**Material shown**
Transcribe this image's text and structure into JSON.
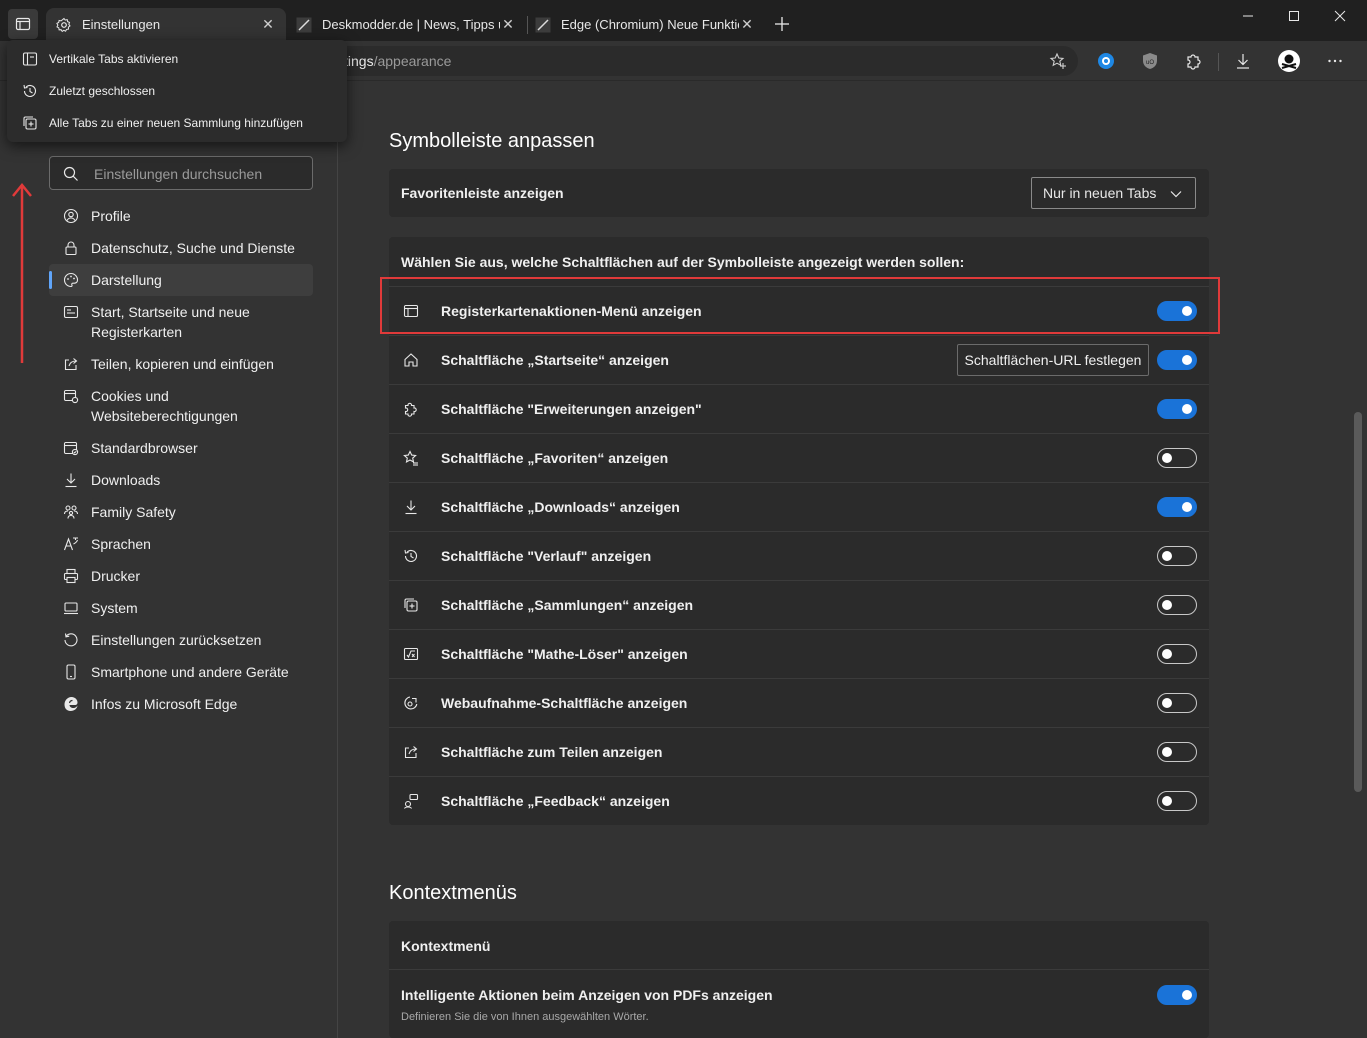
{
  "tabs": [
    {
      "title": "Einstellungen",
      "active": true
    },
    {
      "title": "Deskmodder.de | News, Tipps und"
    },
    {
      "title": "Edge (Chromium) Neue Funktion"
    }
  ],
  "address": {
    "url_prefix": "tings",
    "url_path": "/appearance"
  },
  "tab_menu": {
    "items": [
      {
        "label": "Vertikale Tabs aktivieren",
        "icon": "vertical-tabs-icon"
      },
      {
        "label": "Zuletzt geschlossen",
        "icon": "history-icon"
      },
      {
        "label": "Alle Tabs zu einer neuen Sammlung hinzufügen",
        "icon": "collections-icon"
      }
    ]
  },
  "sidebar": {
    "search_placeholder": "Einstellungen durchsuchen",
    "items": [
      {
        "label": "Profile",
        "icon": "profile-icon"
      },
      {
        "label": "Datenschutz, Suche und Dienste",
        "icon": "lock-icon"
      },
      {
        "label": "Darstellung",
        "icon": "palette-icon",
        "active": true
      },
      {
        "label": "Start, Startseite und neue Registerkarten",
        "icon": "start-icon"
      },
      {
        "label": "Teilen, kopieren und einfügen",
        "icon": "share-icon"
      },
      {
        "label": "Cookies und Websiteberechtigungen",
        "icon": "cookies-icon"
      },
      {
        "label": "Standardbrowser",
        "icon": "browser-icon"
      },
      {
        "label": "Downloads",
        "icon": "download-icon"
      },
      {
        "label": "Family Safety",
        "icon": "family-icon"
      },
      {
        "label": "Sprachen",
        "icon": "language-icon"
      },
      {
        "label": "Drucker",
        "icon": "printer-icon"
      },
      {
        "label": "System",
        "icon": "system-icon"
      },
      {
        "label": "Einstellungen zurücksetzen",
        "icon": "reset-icon"
      },
      {
        "label": "Smartphone und andere Geräte",
        "icon": "phone-icon"
      },
      {
        "label": "Infos zu Microsoft Edge",
        "icon": "edge-icon"
      }
    ]
  },
  "toolbar_section": {
    "title": "Symbolleiste anpassen",
    "favorites_bar_label": "Favoritenleiste anzeigen",
    "favorites_bar_value": "Nur in neuen Tabs",
    "buttons_header": "Wählen Sie aus, welche Schaltflächen auf der Symbolleiste angezeigt werden sollen:",
    "home_url_button": "Schaltflächen-URL festlegen",
    "options": [
      {
        "label": "Registerkartenaktionen-Menü anzeigen",
        "on": true
      },
      {
        "label": "Schaltfläche „Startseite“ anzeigen",
        "on": true
      },
      {
        "label": "Schaltfläche \"Erweiterungen anzeigen\"",
        "on": true
      },
      {
        "label": "Schaltfläche „Favoriten“ anzeigen",
        "on": false
      },
      {
        "label": "Schaltfläche „Downloads“ anzeigen",
        "on": true
      },
      {
        "label": "Schaltfläche \"Verlauf\" anzeigen",
        "on": false
      },
      {
        "label": "Schaltfläche „Sammlungen“ anzeigen",
        "on": false
      },
      {
        "label": "Schaltfläche \"Mathe-Löser\" anzeigen",
        "on": false
      },
      {
        "label": "Webaufnahme-Schaltfläche anzeigen",
        "on": false
      },
      {
        "label": "Schaltfläche zum Teilen anzeigen",
        "on": false
      },
      {
        "label": "Schaltfläche „Feedback“ anzeigen",
        "on": false
      }
    ]
  },
  "context_section": {
    "title": "Kontextmenüs",
    "card_title": "Kontextmenü",
    "option_label": "Intelligente Aktionen beim Anzeigen von PDFs anzeigen",
    "option_sub": "Definieren Sie die von Ihnen ausgewählten Wörter.",
    "option_on": true
  },
  "colors": {
    "accent": "#1a73d8",
    "highlight": "#e03a3a"
  }
}
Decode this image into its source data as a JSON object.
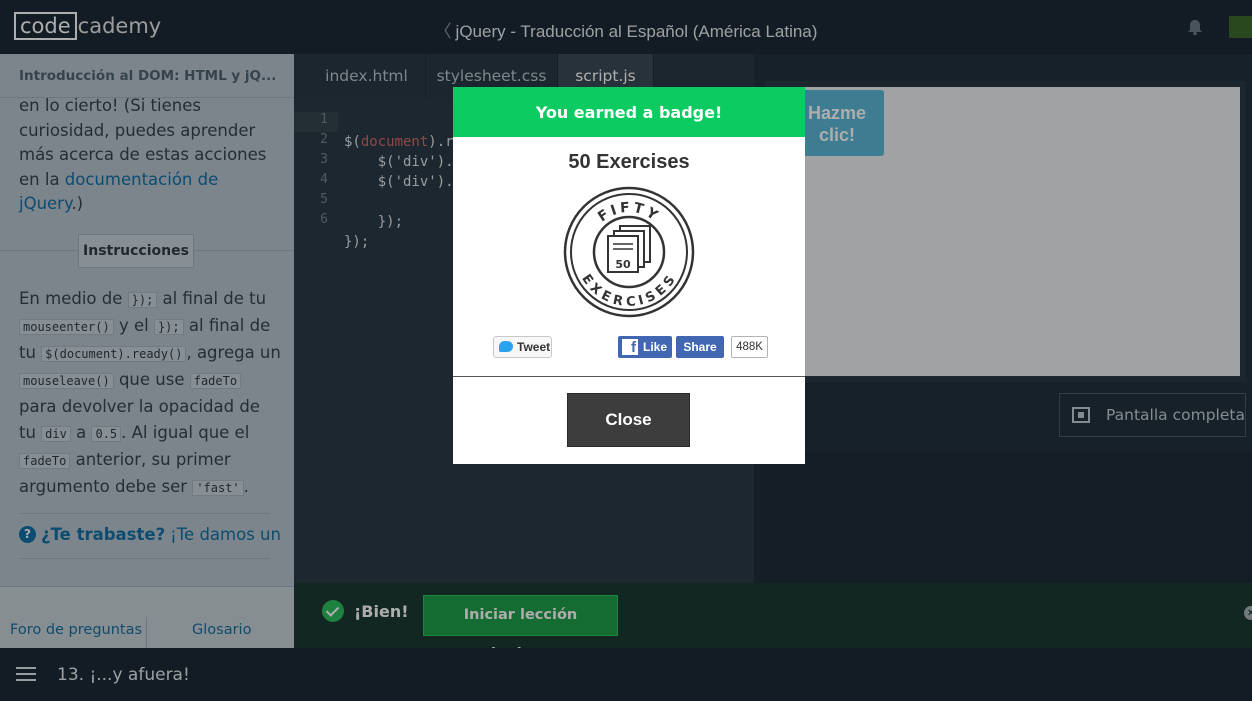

**Description of the task**
Write out the records above exactly as they appear, leaving out any pictures.

**Task output**
Transcribe this image's text and structure into JSON.
{
  "tabs": [
    {
      "title": "Einstellungen",
      "active": true
    },
    {
      "title": "Deskmodder.de | News, Tipps und"
    },
    {
      "title": "Edge (Chromium) Neue Funktion"
    }
  ],
  "address": {
    "url_prefix": "tings",
    "url_path": "/appearance"
  },
  "tab_menu": {
    "items": [
      {
        "label": "Vertikale Tabs aktivieren",
        "icon": "vertical-tabs-icon"
      },
      {
        "label": "Zuletzt geschlossen",
        "icon": "history-icon"
      },
      {
        "label": "Alle Tabs zu einer neuen Sammlung hinzufügen",
        "icon": "collections-icon"
      }
    ]
  },
  "sidebar": {
    "search_placeholder": "Einstellungen durchsuchen",
    "items": [
      {
        "label": "Profile",
        "icon": "profile-icon"
      },
      {
        "label": "Datenschutz, Suche und Dienste",
        "icon": "lock-icon"
      },
      {
        "label": "Darstellung",
        "icon": "palette-icon",
        "active": true
      },
      {
        "label": "Start, Startseite und neue Registerkarten",
        "icon": "start-icon"
      },
      {
        "label": "Teilen, kopieren und einfügen",
        "icon": "share-icon"
      },
      {
        "label": "Cookies und Websiteberechtigungen",
        "icon": "cookies-icon"
      },
      {
        "label": "Standardbrowser",
        "icon": "browser-icon"
      },
      {
        "label": "Downloads",
        "icon": "download-icon"
      },
      {
        "label": "Family Safety",
        "icon": "family-icon"
      },
      {
        "label": "Sprachen",
        "icon": "language-icon"
      },
      {
        "label": "Drucker",
        "icon": "printer-icon"
      },
      {
        "label": "System",
        "icon": "system-icon"
      },
      {
        "label": "Einstellungen zurücksetzen",
        "icon": "reset-icon"
      },
      {
        "label": "Smartphone und andere Geräte",
        "icon": "phone-icon"
      },
      {
        "label": "Infos zu Microsoft Edge",
        "icon": "edge-icon"
      }
    ]
  },
  "toolbar_section": {
    "title": "Symbolleiste anpassen",
    "favorites_bar_label": "Favoritenleiste anzeigen",
    "favorites_bar_value": "Nur in neuen Tabs",
    "buttons_header": "Wählen Sie aus, welche Schaltflächen auf der Symbolleiste angezeigt werden sollen:",
    "home_url_button": "Schaltflächen-URL festlegen",
    "options": [
      {
        "label": "Registerkartenaktionen-Menü anzeigen",
        "on": true
      },
      {
        "label": "Schaltfläche „Startseite“ anzeigen",
        "on": true
      },
      {
        "label": "Schaltfläche \"Erweiterungen anzeigen\"",
        "on": true
      },
      {
        "label": "Schaltfläche „Favoriten“ anzeigen",
        "on": false
      },
      {
        "label": "Schaltfläche „Downloads“ anzeigen",
        "on": true
      },
      {
        "label": "Schaltfläche \"Verlauf\" anzeigen",
        "on": false
      },
      {
        "label": "Schaltfläche „Sammlungen“ anzeigen",
        "on": false
      },
      {
        "label": "Schaltfläche \"Mathe-Löser\" anzeigen",
        "on": false
      },
      {
        "label": "Webaufnahme-Schaltfläche anzeigen",
        "on": false
      },
      {
        "label": "Schaltfläche zum Teilen anzeigen",
        "on": false
      },
      {
        "label": "Schaltfläche „Feedback“ anzeigen",
        "on": false
      }
    ]
  },
  "context_section": {
    "title": "Kontextmenüs",
    "card_title": "Kontextmenü",
    "option_label": "Intelligente Aktionen beim Anzeigen von PDFs anzeigen",
    "option_sub": "Definieren Sie die von Ihnen ausgewählten Wörter.",
    "option_on": true
  },
  "colors": {
    "accent": "#1a73d8",
    "highlight": "#e03a3a"
  }
}
Decode this image into its source data as a JSON object.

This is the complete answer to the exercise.